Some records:
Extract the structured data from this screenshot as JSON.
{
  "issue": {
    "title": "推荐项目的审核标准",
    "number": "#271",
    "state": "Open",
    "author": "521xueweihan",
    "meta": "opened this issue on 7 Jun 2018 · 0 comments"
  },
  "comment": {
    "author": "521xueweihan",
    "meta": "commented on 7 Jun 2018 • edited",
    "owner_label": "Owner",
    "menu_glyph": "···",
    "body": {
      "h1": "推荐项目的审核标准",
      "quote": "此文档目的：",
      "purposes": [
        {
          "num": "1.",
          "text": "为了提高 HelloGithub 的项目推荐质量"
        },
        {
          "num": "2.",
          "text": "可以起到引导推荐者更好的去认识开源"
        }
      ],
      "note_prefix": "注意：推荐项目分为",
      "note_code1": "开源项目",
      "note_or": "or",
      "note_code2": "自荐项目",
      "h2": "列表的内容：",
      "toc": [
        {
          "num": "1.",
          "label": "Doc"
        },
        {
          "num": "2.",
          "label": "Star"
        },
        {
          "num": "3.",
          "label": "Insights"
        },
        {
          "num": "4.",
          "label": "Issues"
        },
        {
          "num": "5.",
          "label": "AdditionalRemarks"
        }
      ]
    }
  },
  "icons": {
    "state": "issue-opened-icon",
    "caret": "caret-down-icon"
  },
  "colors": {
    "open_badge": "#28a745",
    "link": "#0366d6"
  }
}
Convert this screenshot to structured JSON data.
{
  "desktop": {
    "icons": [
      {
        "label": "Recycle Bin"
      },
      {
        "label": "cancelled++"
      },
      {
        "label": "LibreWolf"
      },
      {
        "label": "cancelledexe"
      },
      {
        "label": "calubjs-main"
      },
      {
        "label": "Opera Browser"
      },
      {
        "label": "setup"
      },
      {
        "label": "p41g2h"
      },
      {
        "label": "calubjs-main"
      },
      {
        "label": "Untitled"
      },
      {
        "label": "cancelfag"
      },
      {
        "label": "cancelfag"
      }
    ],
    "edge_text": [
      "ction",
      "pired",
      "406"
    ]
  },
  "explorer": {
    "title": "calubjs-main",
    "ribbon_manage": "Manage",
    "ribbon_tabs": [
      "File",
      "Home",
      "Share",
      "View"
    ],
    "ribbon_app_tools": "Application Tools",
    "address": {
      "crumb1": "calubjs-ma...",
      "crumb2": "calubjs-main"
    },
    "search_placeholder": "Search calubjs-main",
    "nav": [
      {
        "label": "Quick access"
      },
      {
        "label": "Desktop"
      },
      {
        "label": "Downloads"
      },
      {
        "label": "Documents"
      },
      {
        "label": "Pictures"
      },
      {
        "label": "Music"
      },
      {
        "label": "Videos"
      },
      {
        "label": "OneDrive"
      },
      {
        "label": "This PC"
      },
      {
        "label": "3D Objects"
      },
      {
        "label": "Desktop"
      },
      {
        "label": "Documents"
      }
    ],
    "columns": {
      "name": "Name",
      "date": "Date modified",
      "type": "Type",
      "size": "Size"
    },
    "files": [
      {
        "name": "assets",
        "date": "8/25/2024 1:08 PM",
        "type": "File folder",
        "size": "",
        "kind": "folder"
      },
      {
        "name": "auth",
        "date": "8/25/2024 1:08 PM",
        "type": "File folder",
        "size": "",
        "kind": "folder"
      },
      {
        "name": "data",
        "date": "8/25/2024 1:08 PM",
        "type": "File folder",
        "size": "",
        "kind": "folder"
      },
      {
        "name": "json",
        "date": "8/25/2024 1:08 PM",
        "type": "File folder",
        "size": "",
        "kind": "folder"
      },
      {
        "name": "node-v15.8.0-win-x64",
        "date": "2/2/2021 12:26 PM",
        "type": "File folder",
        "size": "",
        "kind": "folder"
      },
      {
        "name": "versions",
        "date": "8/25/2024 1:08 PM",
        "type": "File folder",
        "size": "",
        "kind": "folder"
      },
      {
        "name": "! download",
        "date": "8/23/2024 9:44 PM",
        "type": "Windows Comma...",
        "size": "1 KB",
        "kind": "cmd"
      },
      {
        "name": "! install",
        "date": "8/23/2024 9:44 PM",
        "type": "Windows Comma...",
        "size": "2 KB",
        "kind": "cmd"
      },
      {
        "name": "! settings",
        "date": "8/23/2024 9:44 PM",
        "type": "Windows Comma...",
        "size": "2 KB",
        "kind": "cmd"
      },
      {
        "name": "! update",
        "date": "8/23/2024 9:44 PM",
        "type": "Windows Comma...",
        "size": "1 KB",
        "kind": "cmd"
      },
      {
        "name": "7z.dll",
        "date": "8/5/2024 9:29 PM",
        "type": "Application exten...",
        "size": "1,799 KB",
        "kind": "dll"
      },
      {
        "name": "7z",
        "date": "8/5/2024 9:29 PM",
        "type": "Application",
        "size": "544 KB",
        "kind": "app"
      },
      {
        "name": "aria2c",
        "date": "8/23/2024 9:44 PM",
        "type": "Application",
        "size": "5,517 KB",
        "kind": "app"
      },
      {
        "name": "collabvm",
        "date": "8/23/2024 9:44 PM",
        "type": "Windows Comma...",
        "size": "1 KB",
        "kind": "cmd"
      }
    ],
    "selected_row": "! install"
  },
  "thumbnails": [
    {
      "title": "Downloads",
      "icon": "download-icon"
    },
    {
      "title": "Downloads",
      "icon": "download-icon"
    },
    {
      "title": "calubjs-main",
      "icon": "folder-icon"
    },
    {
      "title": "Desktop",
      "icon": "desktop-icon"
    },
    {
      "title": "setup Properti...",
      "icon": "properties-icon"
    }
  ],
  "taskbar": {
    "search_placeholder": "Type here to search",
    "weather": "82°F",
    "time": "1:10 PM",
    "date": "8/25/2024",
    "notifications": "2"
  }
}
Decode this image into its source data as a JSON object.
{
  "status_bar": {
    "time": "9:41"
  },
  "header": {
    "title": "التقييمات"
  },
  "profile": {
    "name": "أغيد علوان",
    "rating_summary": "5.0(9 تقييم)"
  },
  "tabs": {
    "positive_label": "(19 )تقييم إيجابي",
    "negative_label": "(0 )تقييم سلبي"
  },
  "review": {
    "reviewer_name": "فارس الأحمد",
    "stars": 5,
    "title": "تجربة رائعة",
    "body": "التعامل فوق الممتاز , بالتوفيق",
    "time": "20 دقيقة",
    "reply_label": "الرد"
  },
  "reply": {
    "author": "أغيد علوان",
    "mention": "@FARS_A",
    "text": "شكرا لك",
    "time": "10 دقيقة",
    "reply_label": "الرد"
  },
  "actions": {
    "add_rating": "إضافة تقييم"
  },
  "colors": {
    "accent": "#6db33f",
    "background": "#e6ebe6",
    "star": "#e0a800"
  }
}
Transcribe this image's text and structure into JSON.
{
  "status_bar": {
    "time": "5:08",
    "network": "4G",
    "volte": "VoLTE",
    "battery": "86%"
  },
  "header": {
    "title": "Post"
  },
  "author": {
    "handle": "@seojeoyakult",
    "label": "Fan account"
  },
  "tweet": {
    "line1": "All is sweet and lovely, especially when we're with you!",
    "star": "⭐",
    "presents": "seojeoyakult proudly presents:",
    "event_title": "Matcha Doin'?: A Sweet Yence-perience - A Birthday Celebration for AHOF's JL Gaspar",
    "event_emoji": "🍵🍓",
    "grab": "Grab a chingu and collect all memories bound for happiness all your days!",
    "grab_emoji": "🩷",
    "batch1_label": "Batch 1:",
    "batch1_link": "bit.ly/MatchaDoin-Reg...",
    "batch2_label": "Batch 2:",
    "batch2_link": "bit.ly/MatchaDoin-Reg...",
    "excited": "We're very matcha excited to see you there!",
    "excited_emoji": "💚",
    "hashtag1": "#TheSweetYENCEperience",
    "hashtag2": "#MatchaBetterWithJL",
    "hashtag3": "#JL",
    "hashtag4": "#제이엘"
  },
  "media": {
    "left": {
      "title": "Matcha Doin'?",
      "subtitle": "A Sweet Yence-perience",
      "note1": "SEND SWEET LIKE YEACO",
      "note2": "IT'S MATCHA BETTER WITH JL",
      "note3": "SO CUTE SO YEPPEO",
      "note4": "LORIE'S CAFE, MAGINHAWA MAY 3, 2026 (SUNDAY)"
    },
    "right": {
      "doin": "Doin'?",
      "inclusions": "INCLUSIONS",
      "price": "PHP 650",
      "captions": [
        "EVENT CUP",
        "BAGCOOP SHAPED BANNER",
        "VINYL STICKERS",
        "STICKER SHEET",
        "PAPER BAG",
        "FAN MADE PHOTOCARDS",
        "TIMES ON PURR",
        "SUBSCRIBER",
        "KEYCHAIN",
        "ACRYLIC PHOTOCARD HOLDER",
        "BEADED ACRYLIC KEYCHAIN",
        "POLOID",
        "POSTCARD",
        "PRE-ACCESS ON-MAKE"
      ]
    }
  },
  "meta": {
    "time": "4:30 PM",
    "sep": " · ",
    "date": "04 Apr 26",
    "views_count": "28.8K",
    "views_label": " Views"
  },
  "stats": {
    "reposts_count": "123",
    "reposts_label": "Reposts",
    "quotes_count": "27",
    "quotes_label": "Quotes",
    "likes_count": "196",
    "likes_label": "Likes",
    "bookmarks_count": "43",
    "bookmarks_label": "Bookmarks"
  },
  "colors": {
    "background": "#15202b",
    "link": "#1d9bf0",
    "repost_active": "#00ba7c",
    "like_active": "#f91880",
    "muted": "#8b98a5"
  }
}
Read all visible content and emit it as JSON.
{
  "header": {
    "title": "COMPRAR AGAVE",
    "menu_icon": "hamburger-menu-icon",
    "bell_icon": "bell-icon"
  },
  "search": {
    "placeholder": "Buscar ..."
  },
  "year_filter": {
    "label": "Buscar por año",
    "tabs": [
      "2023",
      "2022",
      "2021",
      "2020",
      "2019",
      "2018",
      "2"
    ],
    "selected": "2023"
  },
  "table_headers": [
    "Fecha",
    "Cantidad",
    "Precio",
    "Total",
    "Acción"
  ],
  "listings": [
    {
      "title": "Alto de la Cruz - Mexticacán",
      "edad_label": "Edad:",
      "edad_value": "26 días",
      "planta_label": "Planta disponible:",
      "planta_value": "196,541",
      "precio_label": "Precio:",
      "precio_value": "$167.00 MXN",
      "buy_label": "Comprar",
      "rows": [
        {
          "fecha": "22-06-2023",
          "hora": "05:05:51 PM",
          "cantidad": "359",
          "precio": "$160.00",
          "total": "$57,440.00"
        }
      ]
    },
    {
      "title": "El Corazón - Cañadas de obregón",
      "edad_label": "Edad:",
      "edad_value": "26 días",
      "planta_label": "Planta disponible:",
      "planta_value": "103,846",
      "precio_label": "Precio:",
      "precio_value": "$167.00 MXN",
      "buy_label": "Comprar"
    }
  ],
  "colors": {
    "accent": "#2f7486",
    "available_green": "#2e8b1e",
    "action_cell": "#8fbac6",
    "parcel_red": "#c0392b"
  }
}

--- What is being asked ---
Copy out every line from the one containing "Read all visible content and emit it as JSON." to the end of the material, both ends included.

--- Task output ---
Read all visible content and emit it as JSON.
{
  "header": {
    "title": "COMPRAR AGAVE",
    "menu_icon": "hamburger-menu-icon",
    "bell_icon": "bell-icon"
  },
  "search": {
    "placeholder": "Buscar ..."
  },
  "year_filter": {
    "label": "Buscar por año",
    "tabs": [
      "2023",
      "2022",
      "2021",
      "2020",
      "2019",
      "2018",
      "2"
    ],
    "selected": "2023"
  },
  "table_headers": [
    "Fecha",
    "Cantidad",
    "Precio",
    "Total",
    "Acción"
  ],
  "listings": [
    {
      "title": "Alto de la Cruz - Mexticacán",
      "edad_label": "Edad:",
      "edad_value": "26 días",
      "planta_label": "Planta disponible:",
      "planta_value": "196,541",
      "precio_label": "Precio:",
      "precio_value": "$167.00 MXN",
      "buy_label": "Comprar",
      "rows": [
        {
          "fecha": "22-06-2023",
          "hora": "05:05:51 PM",
          "cantidad": "359",
          "precio": "$160.00",
          "total": "$57,440.00"
        }
      ]
    },
    {
      "title": "El Corazón - Cañadas de obregón",
      "edad_label": "Edad:",
      "edad_value": "26 días",
      "planta_label": "Planta disponible:",
      "planta_value": "103,846",
      "precio_label": "Precio:",
      "precio_value": "$167.00 MXN",
      "buy_label": "Comprar"
    }
  ],
  "colors": {
    "accent": "#2f7486",
    "available_green": "#2e8b1e",
    "action_cell": "#8fbac6",
    "parcel_red": "#c0392b"
  }
}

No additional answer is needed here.